## Supplied data
┄┄┄┄┄┄┄┄┄┄

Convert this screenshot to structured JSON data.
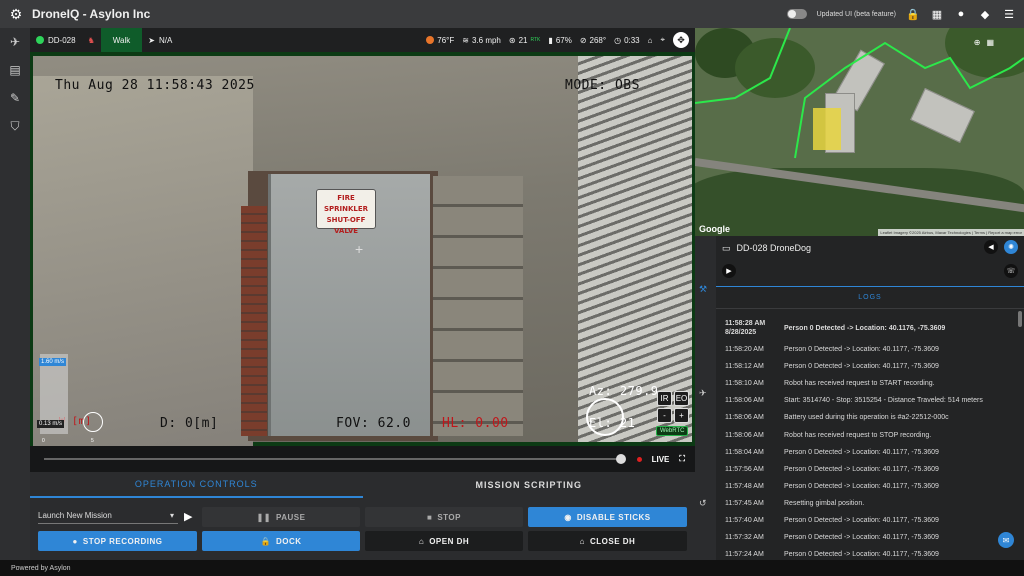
{
  "app": {
    "title": "DroneIQ - Asylon Inc",
    "footer": "Powered by Asylon"
  },
  "topbar": {
    "beta_label": "Updated UI (beta feature)"
  },
  "status": {
    "robot_id": "DD-028",
    "mode": "Walk",
    "gps_label": "N/A",
    "temperature": "76°F",
    "wind": "3.6 mph",
    "satellites": "21",
    "rtk_label": "RTK",
    "battery": "67%",
    "heading": "268°",
    "timer": "0:33"
  },
  "video": {
    "timestamp": "Thu Aug 28 11:58:43 2025",
    "mode": "MODE: OBS",
    "distance": "D: 0[m]",
    "fov": "FOV: 62.0",
    "bottom_left": "W [m]",
    "bottom_right": "HL: 0.00",
    "az": "Az: 279.9",
    "el": "El: 21",
    "sign_text": "FIRE SPRINKLER SHUT-OFF VALVE",
    "speed_max": "1.60 m/s",
    "speed_cur": "0.13 m/s",
    "scale_left": "0",
    "scale_right": "5",
    "ir_label": "IR",
    "eo_label": "EO",
    "zoom_out": "-",
    "zoom_in": "+",
    "webrtc_label": "WebRTC",
    "live_label": "LIVE"
  },
  "controls": {
    "tab_operation": "OPERATION CONTROLS",
    "tab_scripting": "MISSION SCRIPTING",
    "mission_select": "Launch New Mission",
    "pause": "PAUSE",
    "stop": "STOP",
    "disable_sticks": "DISABLE STICKS",
    "stop_recording": "STOP RECORDING",
    "dock": "DOCK",
    "open_dh": "OPEN DH",
    "close_dh": "CLOSE DH"
  },
  "map": {
    "provider": "Google",
    "attribution": "Imagery ©2025 Airbus, Maxar Technologies | Terms | Report a map error",
    "leaflet": "Leaflet"
  },
  "robot_panel": {
    "name": "DD-028 DroneDog"
  },
  "logs": {
    "title": "LOGS",
    "entries": [
      {
        "time": "11:58:28 AM",
        "date": "8/28/2025",
        "msg": "Person 0 Detected -> Location: 40.1176, -75.3609",
        "bold": true
      },
      {
        "time": "11:58:20 AM",
        "msg": "Person 0 Detected -> Location: 40.1177, -75.3609"
      },
      {
        "time": "11:58:12 AM",
        "msg": "Person 0 Detected -> Location: 40.1177, -75.3609"
      },
      {
        "time": "11:58:10 AM",
        "msg": "Robot has received request to START recording."
      },
      {
        "time": "11:58:06 AM",
        "msg": "Start: 3514740 - Stop: 3515254 - Distance Traveled: 514 meters"
      },
      {
        "time": "11:58:06 AM",
        "msg": "Battery used during this operation is #a2-22512-000c"
      },
      {
        "time": "11:58:06 AM",
        "msg": "Robot has received request to STOP recording."
      },
      {
        "time": "11:58:04 AM",
        "msg": "Person 0 Detected -> Location: 40.1177, -75.3609"
      },
      {
        "time": "11:57:56 AM",
        "msg": "Person 0 Detected -> Location: 40.1177, -75.3609"
      },
      {
        "time": "11:57:48 AM",
        "msg": "Person 0 Detected -> Location: 40.1177, -75.3609"
      },
      {
        "time": "11:57:45 AM",
        "msg": "Resetting gimbal position."
      },
      {
        "time": "11:57:40 AM",
        "msg": "Person 0 Detected -> Location: 40.1177, -75.3609"
      },
      {
        "time": "11:57:32 AM",
        "msg": "Person 0 Detected -> Location: 40.1177, -75.3609"
      },
      {
        "time": "11:57:24 AM",
        "msg": "Person 0 Detected -> Location: 40.1177, -75.3609"
      }
    ]
  },
  "colors": {
    "accent": "#2f86d6",
    "status_green": "#0f5c2a",
    "danger": "#e02020"
  }
}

┄┄┄┄┄┄┄┄┄┄

## Description of the task
Gather each line from the entries above that includes the word "title".

## In response
    "title": "DroneIQ - Asylon Inc",
    "title": "LOGS",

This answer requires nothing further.